EXERCISE GOAL | Every line below should be copied exactly; drop the pictures.
— begin —
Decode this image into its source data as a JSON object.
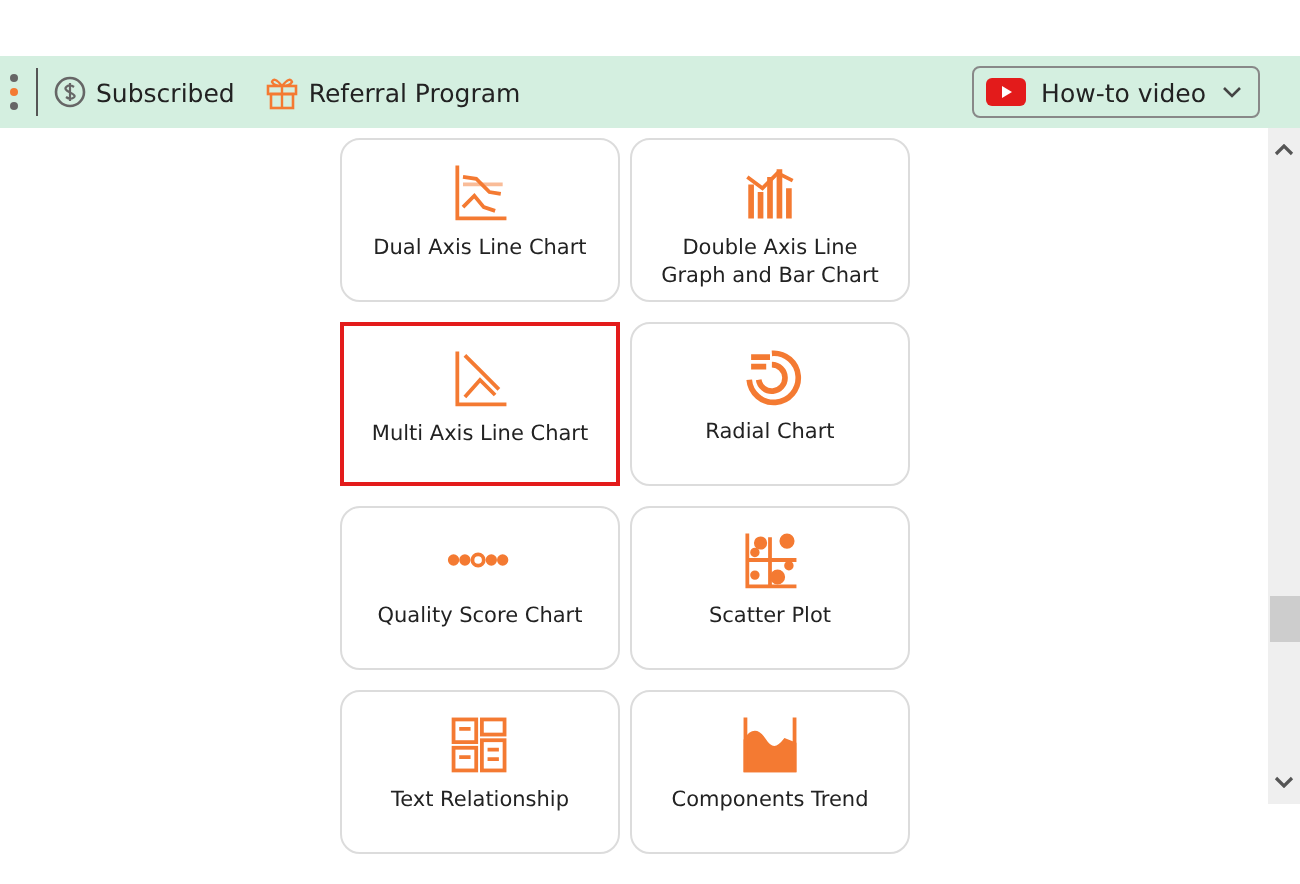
{
  "toolbar": {
    "subscription": "Subscribed",
    "referral": "Referral Program",
    "video_button": "How-to video"
  },
  "charts": [
    {
      "label": "Dual Axis Line Chart",
      "kind": "dual-line",
      "selected": false
    },
    {
      "label": "Double Axis Line Graph and Bar Chart",
      "kind": "line-bar",
      "selected": false
    },
    {
      "label": "Multi Axis Line Chart",
      "kind": "multi-line",
      "selected": true
    },
    {
      "label": "Radial Chart",
      "kind": "radial",
      "selected": false
    },
    {
      "label": "Quality Score Chart",
      "kind": "dots",
      "selected": false
    },
    {
      "label": "Scatter Plot",
      "kind": "scatter",
      "selected": false
    },
    {
      "label": "Text Relationship",
      "kind": "text-boxes",
      "selected": false
    },
    {
      "label": "Components Trend",
      "kind": "trend",
      "selected": false
    }
  ]
}
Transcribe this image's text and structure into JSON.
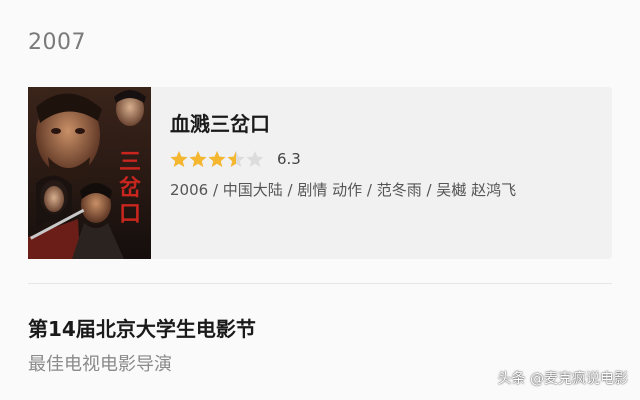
{
  "year": "2007",
  "movie": {
    "title": "血溅三岔口",
    "rating": 3.5,
    "max_rating": 5,
    "score": "6.3",
    "meta": "2006 / 中国大陆 / 剧情 动作 / 范冬雨 / 吴樾 赵鸿飞",
    "poster_text": "三岔口"
  },
  "award": {
    "name": "第14届北京大学生电影节",
    "category": "最佳电视电影导演"
  },
  "watermark": "头条 @麦克疯说电影",
  "colors": {
    "star_filled": "#f5b72f",
    "star_empty": "#dcdcdc",
    "poster_title": "#c8261e"
  }
}
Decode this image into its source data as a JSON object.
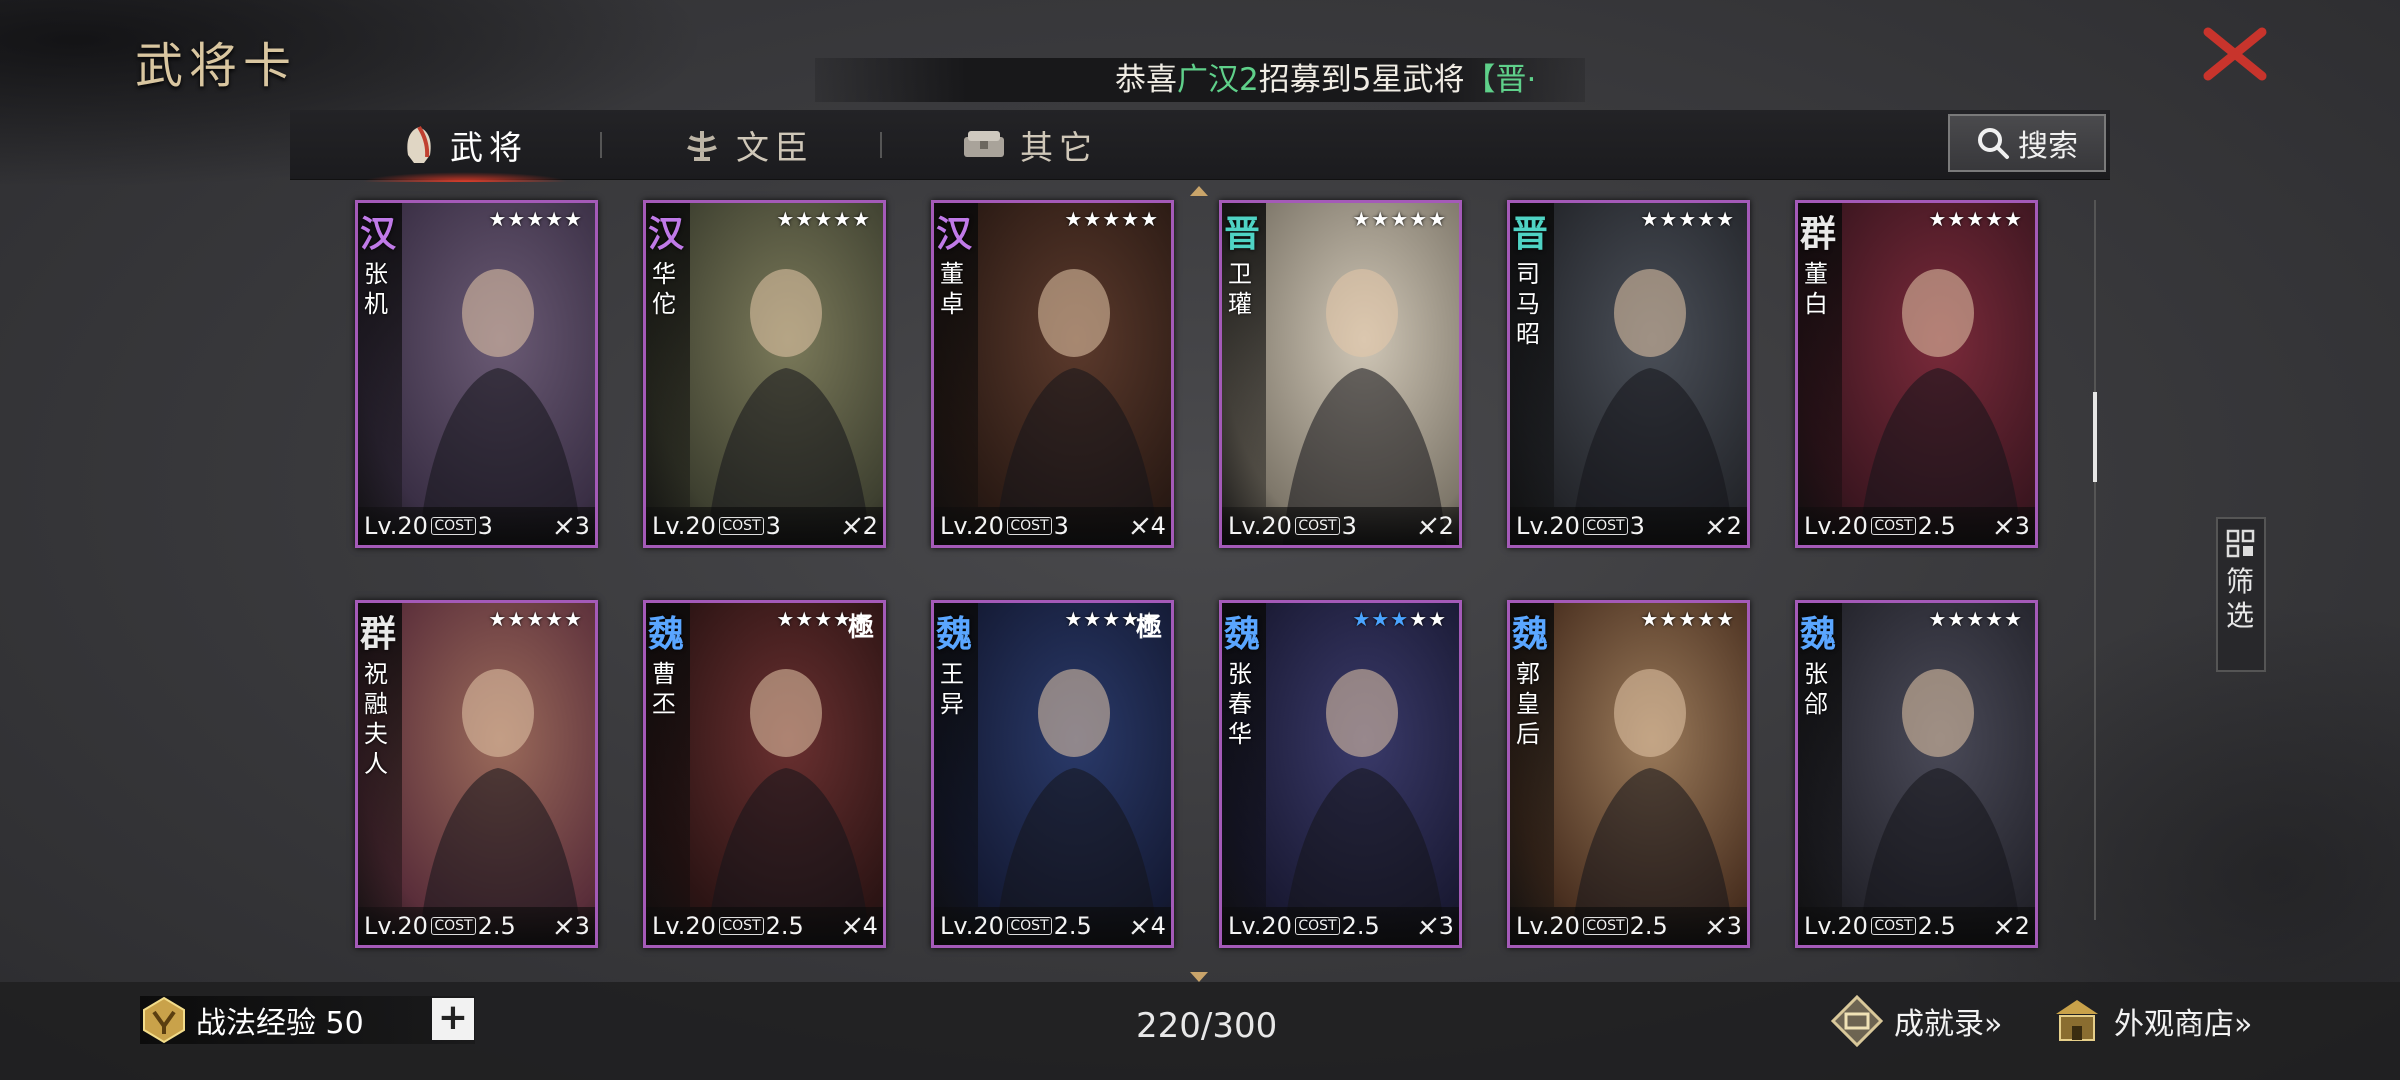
— end —
PROBLEM SOLUTION |
Decode this image into its source data as a JSON object.
{
  "toolbar": {
    "subscription": "Subscribed",
    "referral": "Referral Program",
    "video_button": "How-to video"
  },
  "charts": [
    {
      "label": "Dual Axis Line Chart",
      "kind": "dual-line",
      "selected": false
    },
    {
      "label": "Double Axis Line Graph and Bar Chart",
      "kind": "line-bar",
      "selected": false
    },
    {
      "label": "Multi Axis Line Chart",
      "kind": "multi-line",
      "selected": true
    },
    {
      "label": "Radial Chart",
      "kind": "radial",
      "selected": false
    },
    {
      "label": "Quality Score Chart",
      "kind": "dots",
      "selected": false
    },
    {
      "label": "Scatter Plot",
      "kind": "scatter",
      "selected": false
    },
    {
      "label": "Text Relationship",
      "kind": "text-boxes",
      "selected": false
    },
    {
      "label": "Components Trend",
      "kind": "trend",
      "selected": false
    }
  ]
}
Transcribe this image's text and structure into JSON.
{
  "year": "2007",
  "movie": {
    "title": "血溅三岔口",
    "rating": 3.5,
    "max_rating": 5,
    "score": "6.3",
    "meta": "2006 / 中国大陆 / 剧情 动作 / 范冬雨 / 吴樾 赵鸿飞",
    "poster_text": "三岔口"
  },
  "award": {
    "name": "第14届北京大学生电影节",
    "category": "最佳电视电影导演"
  },
  "watermark": "头条 @麦克疯说电影",
  "colors": {
    "star_filled": "#f5b72f",
    "star_empty": "#dcdcdc",
    "poster_title": "#c8261e"
  }
}
Decode this image into its source data as a JSON object.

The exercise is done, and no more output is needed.